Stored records
# # # # #

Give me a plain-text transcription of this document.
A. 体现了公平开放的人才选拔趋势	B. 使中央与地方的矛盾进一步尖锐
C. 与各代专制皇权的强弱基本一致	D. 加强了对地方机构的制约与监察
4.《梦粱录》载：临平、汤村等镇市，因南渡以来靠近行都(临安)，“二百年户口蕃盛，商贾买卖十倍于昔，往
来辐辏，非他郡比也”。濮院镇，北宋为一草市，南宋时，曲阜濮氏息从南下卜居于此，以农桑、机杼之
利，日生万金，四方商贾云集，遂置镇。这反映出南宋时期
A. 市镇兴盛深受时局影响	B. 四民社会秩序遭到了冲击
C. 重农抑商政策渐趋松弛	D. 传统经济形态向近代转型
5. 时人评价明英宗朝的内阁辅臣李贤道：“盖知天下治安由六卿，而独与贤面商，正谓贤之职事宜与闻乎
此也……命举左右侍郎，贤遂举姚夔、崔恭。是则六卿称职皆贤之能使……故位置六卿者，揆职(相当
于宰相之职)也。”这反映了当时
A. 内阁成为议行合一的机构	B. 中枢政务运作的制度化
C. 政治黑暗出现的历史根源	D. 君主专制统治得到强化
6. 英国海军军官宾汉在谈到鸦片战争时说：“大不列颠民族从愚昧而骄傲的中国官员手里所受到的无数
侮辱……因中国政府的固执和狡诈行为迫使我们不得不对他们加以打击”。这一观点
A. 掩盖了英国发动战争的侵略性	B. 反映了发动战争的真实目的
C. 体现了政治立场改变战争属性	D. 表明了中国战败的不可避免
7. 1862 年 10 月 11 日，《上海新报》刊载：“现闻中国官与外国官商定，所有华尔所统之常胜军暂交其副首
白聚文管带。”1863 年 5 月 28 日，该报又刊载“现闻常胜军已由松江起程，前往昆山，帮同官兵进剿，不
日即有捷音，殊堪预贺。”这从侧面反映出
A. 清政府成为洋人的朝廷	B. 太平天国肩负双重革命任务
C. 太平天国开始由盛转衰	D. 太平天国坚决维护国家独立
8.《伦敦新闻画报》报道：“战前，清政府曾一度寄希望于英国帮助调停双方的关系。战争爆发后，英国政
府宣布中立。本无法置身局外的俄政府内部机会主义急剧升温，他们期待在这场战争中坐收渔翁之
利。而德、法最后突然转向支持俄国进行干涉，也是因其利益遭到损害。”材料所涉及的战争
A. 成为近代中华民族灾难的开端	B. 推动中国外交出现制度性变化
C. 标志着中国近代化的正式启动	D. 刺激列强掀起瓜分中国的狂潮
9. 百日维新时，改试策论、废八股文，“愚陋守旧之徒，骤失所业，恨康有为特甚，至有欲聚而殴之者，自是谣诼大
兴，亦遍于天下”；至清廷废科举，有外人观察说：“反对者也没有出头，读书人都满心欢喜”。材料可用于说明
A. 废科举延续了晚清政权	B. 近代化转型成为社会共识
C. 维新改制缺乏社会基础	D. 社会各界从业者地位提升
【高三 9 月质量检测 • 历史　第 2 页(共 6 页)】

# # # # #

STATED EXERCISE: Go through the listing and copy all of it exactly.

FULL OUTPUT:
Give me a plain-text transcription of this document.
A. 体现了公平开放的人才选拔趋势	B. 使中央与地方的矛盾进一步尖锐
C. 与各代专制皇权的强弱基本一致	D. 加强了对地方机构的制约与监察
4.《梦粱录》载：临平、汤村等镇市，因南渡以来靠近行都(临安)，“二百年户口蕃盛，商贾买卖十倍于昔，往
来辐辏，非他郡比也”。濮院镇，北宋为一草市，南宋时，曲阜濮氏息从南下卜居于此，以农桑、机杼之
利，日生万金，四方商贾云集，遂置镇。这反映出南宋时期
A. 市镇兴盛深受时局影响	B. 四民社会秩序遭到了冲击
C. 重农抑商政策渐趋松弛	D. 传统经济形态向近代转型
5. 时人评价明英宗朝的内阁辅臣李贤道：“盖知天下治安由六卿，而独与贤面商，正谓贤之职事宜与闻乎
此也……命举左右侍郎，贤遂举姚夔、崔恭。是则六卿称职皆贤之能使……故位置六卿者，揆职(相当
于宰相之职)也。”这反映了当时
A. 内阁成为议行合一的机构	B. 中枢政务运作的制度化
C. 政治黑暗出现的历史根源	D. 君主专制统治得到强化
6. 英国海军军官宾汉在谈到鸦片战争时说：“大不列颠民族从愚昧而骄傲的中国官员手里所受到的无数
侮辱……因中国政府的固执和狡诈行为迫使我们不得不对他们加以打击”。这一观点
A. 掩盖了英国发动战争的侵略性	B. 反映了发动战争的真实目的
C. 体现了政治立场改变战争属性	D. 表明了中国战败的不可避免
7. 1862 年 10 月 11 日，《上海新报》刊载：“现闻中国官与外国官商定，所有华尔所统之常胜军暂交其副首
白聚文管带。”1863 年 5 月 28 日，该报又刊载“现闻常胜军已由松江起程，前往昆山，帮同官兵进剿，不
日即有捷音，殊堪预贺。”这从侧面反映出
A. 清政府成为洋人的朝廷	B. 太平天国肩负双重革命任务
C. 太平天国开始由盛转衰	D. 太平天国坚决维护国家独立
8.《伦敦新闻画报》报道：“战前，清政府曾一度寄希望于英国帮助调停双方的关系。战争爆发后，英国政
府宣布中立。本无法置身局外的俄政府内部机会主义急剧升温，他们期待在这场战争中坐收渔翁之
利。而德、法最后突然转向支持俄国进行干涉，也是因其利益遭到损害。”材料所涉及的战争
A. 成为近代中华民族灾难的开端	B. 推动中国外交出现制度性变化
C. 标志着中国近代化的正式启动	D. 刺激列强掀起瓜分中国的狂潮
9. 百日维新时，改试策论、废八股文，“愚陋守旧之徒，骤失所业，恨康有为特甚，至有欲聚而殴之者，自是谣诼大
兴，亦遍于天下”；至清廷废科举，有外人观察说：“反对者也没有出头，读书人都满心欢喜”。材料可用于说明
A. 废科举延续了晚清政权	B. 近代化转型成为社会共识
C. 维新改制缺乏社会基础	D. 社会各界从业者地位提升
【高三 9 月质量检测 • 历史　第 2 页(共 6 页)】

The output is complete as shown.